What the task requires:
Pull out every line containing the string "Display".
★ ★ ★
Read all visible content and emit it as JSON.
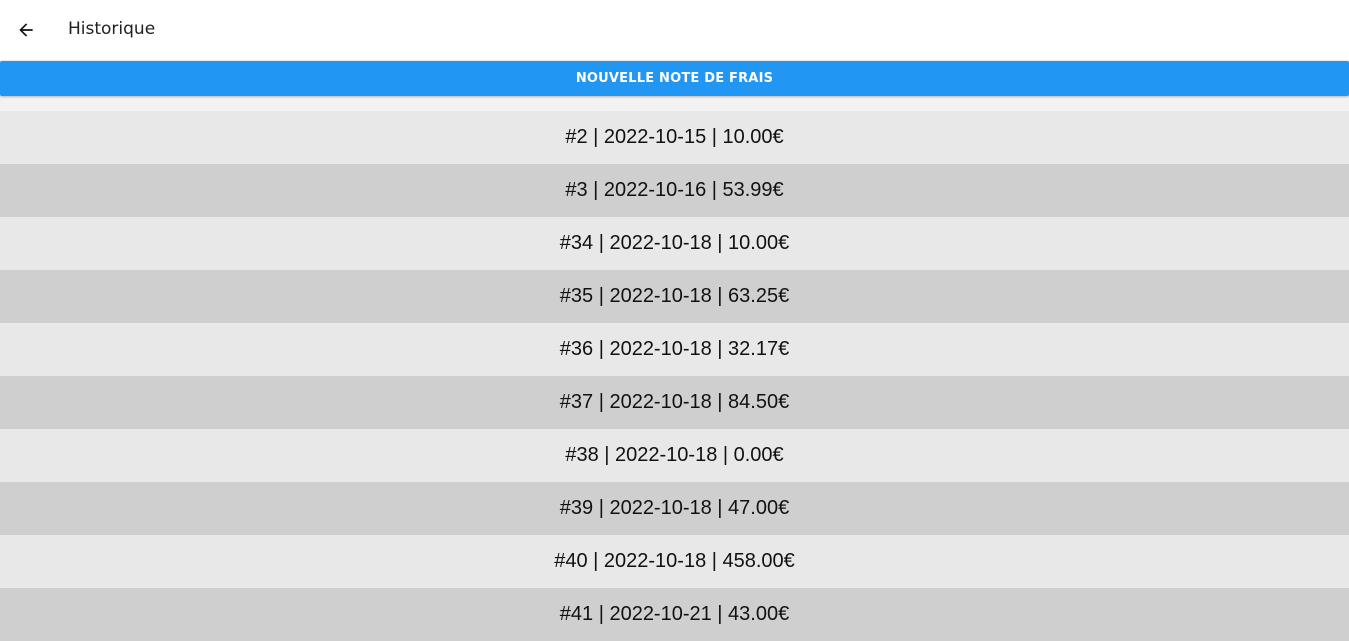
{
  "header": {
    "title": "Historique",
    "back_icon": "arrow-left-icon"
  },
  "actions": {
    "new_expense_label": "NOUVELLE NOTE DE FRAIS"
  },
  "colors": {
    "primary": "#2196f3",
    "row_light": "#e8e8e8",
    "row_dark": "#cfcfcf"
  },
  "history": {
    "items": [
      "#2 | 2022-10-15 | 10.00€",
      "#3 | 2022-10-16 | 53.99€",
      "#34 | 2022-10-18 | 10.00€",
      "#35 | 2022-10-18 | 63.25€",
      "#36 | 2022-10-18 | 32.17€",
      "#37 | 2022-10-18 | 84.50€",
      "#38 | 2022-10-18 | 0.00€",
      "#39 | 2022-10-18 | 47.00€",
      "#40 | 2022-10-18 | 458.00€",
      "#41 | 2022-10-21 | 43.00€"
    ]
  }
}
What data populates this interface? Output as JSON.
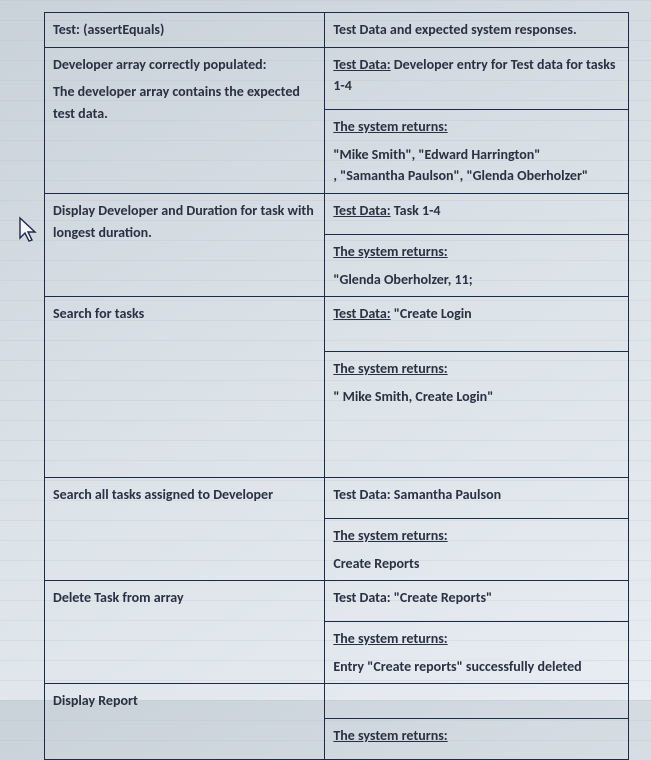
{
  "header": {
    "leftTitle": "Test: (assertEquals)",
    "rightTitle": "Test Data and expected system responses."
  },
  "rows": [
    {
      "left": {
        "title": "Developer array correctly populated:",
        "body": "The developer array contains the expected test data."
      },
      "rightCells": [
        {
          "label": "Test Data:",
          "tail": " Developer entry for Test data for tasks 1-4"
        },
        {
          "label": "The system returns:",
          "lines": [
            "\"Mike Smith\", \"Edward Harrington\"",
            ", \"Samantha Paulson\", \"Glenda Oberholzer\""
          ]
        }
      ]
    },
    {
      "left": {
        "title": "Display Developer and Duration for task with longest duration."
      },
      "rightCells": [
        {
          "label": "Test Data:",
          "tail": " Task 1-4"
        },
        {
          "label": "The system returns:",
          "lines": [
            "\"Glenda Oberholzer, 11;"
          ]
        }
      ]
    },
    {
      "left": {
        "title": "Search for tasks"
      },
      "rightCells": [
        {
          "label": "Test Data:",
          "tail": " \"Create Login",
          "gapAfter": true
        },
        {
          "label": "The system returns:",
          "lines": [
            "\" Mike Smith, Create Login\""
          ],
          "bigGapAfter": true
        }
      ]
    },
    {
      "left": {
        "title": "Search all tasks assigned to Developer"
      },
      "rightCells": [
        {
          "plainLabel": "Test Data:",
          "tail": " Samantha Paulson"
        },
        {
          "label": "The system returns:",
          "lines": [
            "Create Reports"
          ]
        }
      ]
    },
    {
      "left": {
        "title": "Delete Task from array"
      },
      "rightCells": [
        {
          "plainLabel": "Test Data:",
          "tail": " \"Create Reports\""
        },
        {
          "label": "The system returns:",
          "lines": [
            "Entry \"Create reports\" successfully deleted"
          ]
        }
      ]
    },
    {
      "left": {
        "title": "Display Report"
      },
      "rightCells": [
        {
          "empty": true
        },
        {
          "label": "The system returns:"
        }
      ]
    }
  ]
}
★ ★ ★
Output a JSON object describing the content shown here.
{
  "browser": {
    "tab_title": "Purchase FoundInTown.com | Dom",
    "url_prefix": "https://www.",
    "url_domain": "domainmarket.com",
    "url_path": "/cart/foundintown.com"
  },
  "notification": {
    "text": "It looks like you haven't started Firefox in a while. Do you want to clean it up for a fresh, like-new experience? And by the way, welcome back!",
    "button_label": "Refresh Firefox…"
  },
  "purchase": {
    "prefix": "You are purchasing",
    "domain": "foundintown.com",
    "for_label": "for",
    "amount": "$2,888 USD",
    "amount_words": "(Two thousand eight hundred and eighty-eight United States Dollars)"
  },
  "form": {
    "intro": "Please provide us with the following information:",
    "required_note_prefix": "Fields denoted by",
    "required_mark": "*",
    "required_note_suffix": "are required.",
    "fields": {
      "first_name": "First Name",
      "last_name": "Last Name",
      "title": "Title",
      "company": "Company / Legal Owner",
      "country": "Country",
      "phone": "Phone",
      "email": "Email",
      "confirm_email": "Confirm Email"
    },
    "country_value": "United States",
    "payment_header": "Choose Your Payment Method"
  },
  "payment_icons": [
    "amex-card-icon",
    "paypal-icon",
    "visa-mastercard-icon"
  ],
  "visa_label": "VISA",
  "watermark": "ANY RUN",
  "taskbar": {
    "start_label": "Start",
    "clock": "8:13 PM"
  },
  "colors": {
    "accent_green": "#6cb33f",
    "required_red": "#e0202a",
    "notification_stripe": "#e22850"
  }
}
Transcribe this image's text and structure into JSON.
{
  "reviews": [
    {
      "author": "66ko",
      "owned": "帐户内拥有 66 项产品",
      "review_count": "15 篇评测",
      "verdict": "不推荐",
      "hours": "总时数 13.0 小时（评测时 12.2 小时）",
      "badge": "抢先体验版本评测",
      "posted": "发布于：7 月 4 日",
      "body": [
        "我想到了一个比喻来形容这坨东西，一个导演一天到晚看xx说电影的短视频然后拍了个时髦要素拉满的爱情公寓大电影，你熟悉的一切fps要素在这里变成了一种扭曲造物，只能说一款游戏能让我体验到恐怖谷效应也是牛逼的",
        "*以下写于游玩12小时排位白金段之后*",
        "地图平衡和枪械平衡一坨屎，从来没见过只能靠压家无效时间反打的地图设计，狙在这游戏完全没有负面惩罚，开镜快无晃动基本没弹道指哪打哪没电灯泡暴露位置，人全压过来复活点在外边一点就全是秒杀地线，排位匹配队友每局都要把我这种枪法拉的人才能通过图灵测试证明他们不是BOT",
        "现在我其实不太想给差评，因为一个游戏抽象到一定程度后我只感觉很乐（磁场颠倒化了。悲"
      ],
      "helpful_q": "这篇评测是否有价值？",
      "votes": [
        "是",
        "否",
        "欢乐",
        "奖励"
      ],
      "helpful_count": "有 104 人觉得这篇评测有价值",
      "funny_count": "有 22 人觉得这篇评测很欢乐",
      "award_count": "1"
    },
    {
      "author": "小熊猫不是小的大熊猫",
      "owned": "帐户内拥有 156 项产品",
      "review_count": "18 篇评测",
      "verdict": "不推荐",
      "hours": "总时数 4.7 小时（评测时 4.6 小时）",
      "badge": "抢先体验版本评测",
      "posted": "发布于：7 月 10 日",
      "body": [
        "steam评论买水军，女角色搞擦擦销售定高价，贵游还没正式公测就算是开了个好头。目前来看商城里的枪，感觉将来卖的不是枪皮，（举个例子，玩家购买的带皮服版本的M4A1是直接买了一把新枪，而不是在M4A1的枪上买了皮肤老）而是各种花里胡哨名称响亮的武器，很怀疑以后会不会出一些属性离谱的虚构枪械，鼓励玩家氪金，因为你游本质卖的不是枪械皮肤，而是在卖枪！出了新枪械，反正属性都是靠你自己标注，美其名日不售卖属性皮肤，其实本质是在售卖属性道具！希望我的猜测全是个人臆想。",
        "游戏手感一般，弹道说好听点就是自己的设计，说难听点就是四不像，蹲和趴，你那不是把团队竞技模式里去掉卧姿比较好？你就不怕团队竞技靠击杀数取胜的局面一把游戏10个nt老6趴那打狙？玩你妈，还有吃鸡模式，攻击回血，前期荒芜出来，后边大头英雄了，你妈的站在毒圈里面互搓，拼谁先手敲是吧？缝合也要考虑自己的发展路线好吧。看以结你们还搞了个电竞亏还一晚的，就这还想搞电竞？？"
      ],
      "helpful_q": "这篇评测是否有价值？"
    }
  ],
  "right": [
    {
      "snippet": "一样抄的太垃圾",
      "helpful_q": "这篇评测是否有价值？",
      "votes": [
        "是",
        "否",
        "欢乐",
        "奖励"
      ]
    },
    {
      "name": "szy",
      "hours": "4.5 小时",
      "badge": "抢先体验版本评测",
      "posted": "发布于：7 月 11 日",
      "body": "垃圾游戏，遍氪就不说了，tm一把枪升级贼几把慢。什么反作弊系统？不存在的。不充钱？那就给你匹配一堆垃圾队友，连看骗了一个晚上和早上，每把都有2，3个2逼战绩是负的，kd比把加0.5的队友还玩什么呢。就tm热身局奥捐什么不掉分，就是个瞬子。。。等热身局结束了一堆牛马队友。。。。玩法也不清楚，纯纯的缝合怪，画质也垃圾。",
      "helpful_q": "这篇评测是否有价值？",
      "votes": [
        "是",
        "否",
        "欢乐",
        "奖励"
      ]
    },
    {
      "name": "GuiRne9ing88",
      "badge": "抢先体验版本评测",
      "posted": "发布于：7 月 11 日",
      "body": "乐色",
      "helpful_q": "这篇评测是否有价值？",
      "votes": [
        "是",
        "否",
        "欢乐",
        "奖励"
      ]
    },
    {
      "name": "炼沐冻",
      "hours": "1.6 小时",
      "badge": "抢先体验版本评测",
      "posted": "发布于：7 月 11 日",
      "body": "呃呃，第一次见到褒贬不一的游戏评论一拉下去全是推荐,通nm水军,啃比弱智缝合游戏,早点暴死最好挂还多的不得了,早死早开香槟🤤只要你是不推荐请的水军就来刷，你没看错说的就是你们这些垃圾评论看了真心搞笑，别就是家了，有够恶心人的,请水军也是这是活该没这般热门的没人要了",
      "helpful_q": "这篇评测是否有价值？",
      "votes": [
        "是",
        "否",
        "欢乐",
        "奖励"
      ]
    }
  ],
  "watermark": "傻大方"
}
★ ★ ★
Result for this task:
        "title": "Display Developer and Duration for task with longest duration."
        "title": "Display Report"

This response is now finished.